§ **Aim of the exercise**
Restate the data word for word and leave the images out.

§ **Dataset rows**
---*---

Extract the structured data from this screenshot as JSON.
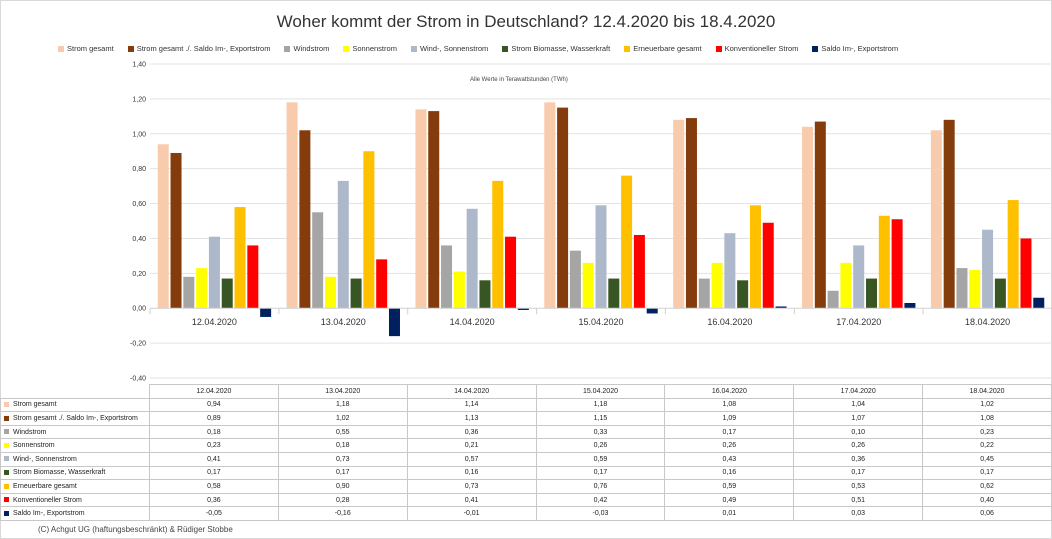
{
  "chart_data": {
    "type": "bar",
    "title": "Woher kommt der Strom in Deutschland? 12.4.2020 bis 18.4.2020",
    "annotation": "Alle Werte in Terawattstunden (TWh)",
    "categories": [
      "12.04.2020",
      "13.04.2020",
      "14.04.2020",
      "15.04.2020",
      "16.04.2020",
      "17.04.2020",
      "18.04.2020"
    ],
    "ylim": [
      -0.4,
      1.4
    ],
    "yticks": [
      "1,40",
      "1,20",
      "1,00",
      "0,80",
      "0,60",
      "0,40",
      "0,20",
      "0,00",
      "-0,20",
      "-0,40"
    ],
    "series": [
      {
        "name": "Strom gesamt",
        "color": "#f8cbad",
        "values": [
          0.94,
          1.18,
          1.14,
          1.18,
          1.08,
          1.04,
          1.02
        ],
        "labels": [
          "0,94",
          "1,18",
          "1,14",
          "1,18",
          "1,08",
          "1,04",
          "1,02"
        ]
      },
      {
        "name": "Strom gesamt ./. Saldo Im-, Exportstrom",
        "color": "#843c0c",
        "values": [
          0.89,
          1.02,
          1.13,
          1.15,
          1.09,
          1.07,
          1.08
        ],
        "labels": [
          "0,89",
          "1,02",
          "1,13",
          "1,15",
          "1,09",
          "1,07",
          "1,08"
        ]
      },
      {
        "name": "Windstrom",
        "color": "#a5a5a5",
        "values": [
          0.18,
          0.55,
          0.36,
          0.33,
          0.17,
          0.1,
          0.23
        ],
        "labels": [
          "0,18",
          "0,55",
          "0,36",
          "0,33",
          "0,17",
          "0,10",
          "0,23"
        ]
      },
      {
        "name": "Sonnenstrom",
        "color": "#ffff00",
        "values": [
          0.23,
          0.18,
          0.21,
          0.26,
          0.26,
          0.26,
          0.22
        ],
        "labels": [
          "0,23",
          "0,18",
          "0,21",
          "0,26",
          "0,26",
          "0,26",
          "0,22"
        ]
      },
      {
        "name": "Wind-, Sonnenstrom",
        "color": "#adb9ca",
        "values": [
          0.41,
          0.73,
          0.57,
          0.59,
          0.43,
          0.36,
          0.45
        ],
        "labels": [
          "0,41",
          "0,73",
          "0,57",
          "0,59",
          "0,43",
          "0,36",
          "0,45"
        ]
      },
      {
        "name": "Strom Biomasse, Wasserkraft",
        "color": "#375623",
        "values": [
          0.17,
          0.17,
          0.16,
          0.17,
          0.16,
          0.17,
          0.17
        ],
        "labels": [
          "0,17",
          "0,17",
          "0,16",
          "0,17",
          "0,16",
          "0,17",
          "0,17"
        ]
      },
      {
        "name": "Erneuerbare gesamt",
        "color": "#ffc000",
        "values": [
          0.58,
          0.9,
          0.73,
          0.76,
          0.59,
          0.53,
          0.62
        ],
        "labels": [
          "0,58",
          "0,90",
          "0,73",
          "0,76",
          "0,59",
          "0,53",
          "0,62"
        ]
      },
      {
        "name": "Konventioneller Strom",
        "color": "#ff0000",
        "values": [
          0.36,
          0.28,
          0.41,
          0.42,
          0.49,
          0.51,
          0.4
        ],
        "labels": [
          "0,36",
          "0,28",
          "0,41",
          "0,42",
          "0,49",
          "0,51",
          "0,40"
        ]
      },
      {
        "name": "Saldo Im-, Exportstrom",
        "color": "#002060",
        "values": [
          -0.05,
          -0.16,
          -0.01,
          -0.03,
          0.01,
          0.03,
          0.06
        ],
        "labels": [
          "-0,05",
          "-0,16",
          "-0,01",
          "-0,03",
          "0,01",
          "0,03",
          "0,06"
        ]
      }
    ]
  },
  "credit": "(C) Achgut UG (haftungsbeschränkt) & Rüdiger Stobbe"
}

---*---

§ **Finished task**
Extract the structured data from this screenshot as JSON.
{
  "chart_data": {
    "type": "bar",
    "title": "Woher kommt der Strom in Deutschland? 12.4.2020 bis 18.4.2020",
    "annotation": "Alle Werte in Terawattstunden (TWh)",
    "categories": [
      "12.04.2020",
      "13.04.2020",
      "14.04.2020",
      "15.04.2020",
      "16.04.2020",
      "17.04.2020",
      "18.04.2020"
    ],
    "ylim": [
      -0.4,
      1.4
    ],
    "yticks": [
      "1,40",
      "1,20",
      "1,00",
      "0,80",
      "0,60",
      "0,40",
      "0,20",
      "0,00",
      "-0,20",
      "-0,40"
    ],
    "series": [
      {
        "name": "Strom gesamt",
        "color": "#f8cbad",
        "values": [
          0.94,
          1.18,
          1.14,
          1.18,
          1.08,
          1.04,
          1.02
        ],
        "labels": [
          "0,94",
          "1,18",
          "1,14",
          "1,18",
          "1,08",
          "1,04",
          "1,02"
        ]
      },
      {
        "name": "Strom gesamt ./. Saldo Im-, Exportstrom",
        "color": "#843c0c",
        "values": [
          0.89,
          1.02,
          1.13,
          1.15,
          1.09,
          1.07,
          1.08
        ],
        "labels": [
          "0,89",
          "1,02",
          "1,13",
          "1,15",
          "1,09",
          "1,07",
          "1,08"
        ]
      },
      {
        "name": "Windstrom",
        "color": "#a5a5a5",
        "values": [
          0.18,
          0.55,
          0.36,
          0.33,
          0.17,
          0.1,
          0.23
        ],
        "labels": [
          "0,18",
          "0,55",
          "0,36",
          "0,33",
          "0,17",
          "0,10",
          "0,23"
        ]
      },
      {
        "name": "Sonnenstrom",
        "color": "#ffff00",
        "values": [
          0.23,
          0.18,
          0.21,
          0.26,
          0.26,
          0.26,
          0.22
        ],
        "labels": [
          "0,23",
          "0,18",
          "0,21",
          "0,26",
          "0,26",
          "0,26",
          "0,22"
        ]
      },
      {
        "name": "Wind-, Sonnenstrom",
        "color": "#adb9ca",
        "values": [
          0.41,
          0.73,
          0.57,
          0.59,
          0.43,
          0.36,
          0.45
        ],
        "labels": [
          "0,41",
          "0,73",
          "0,57",
          "0,59",
          "0,43",
          "0,36",
          "0,45"
        ]
      },
      {
        "name": "Strom Biomasse, Wasserkraft",
        "color": "#375623",
        "values": [
          0.17,
          0.17,
          0.16,
          0.17,
          0.16,
          0.17,
          0.17
        ],
        "labels": [
          "0,17",
          "0,17",
          "0,16",
          "0,17",
          "0,16",
          "0,17",
          "0,17"
        ]
      },
      {
        "name": "Erneuerbare gesamt",
        "color": "#ffc000",
        "values": [
          0.58,
          0.9,
          0.73,
          0.76,
          0.59,
          0.53,
          0.62
        ],
        "labels": [
          "0,58",
          "0,90",
          "0,73",
          "0,76",
          "0,59",
          "0,53",
          "0,62"
        ]
      },
      {
        "name": "Konventioneller Strom",
        "color": "#ff0000",
        "values": [
          0.36,
          0.28,
          0.41,
          0.42,
          0.49,
          0.51,
          0.4
        ],
        "labels": [
          "0,36",
          "0,28",
          "0,41",
          "0,42",
          "0,49",
          "0,51",
          "0,40"
        ]
      },
      {
        "name": "Saldo Im-, Exportstrom",
        "color": "#002060",
        "values": [
          -0.05,
          -0.16,
          -0.01,
          -0.03,
          0.01,
          0.03,
          0.06
        ],
        "labels": [
          "-0,05",
          "-0,16",
          "-0,01",
          "-0,03",
          "0,01",
          "0,03",
          "0,06"
        ]
      }
    ]
  },
  "credit": "(C) Achgut UG (haftungsbeschränkt) & Rüdiger Stobbe"
}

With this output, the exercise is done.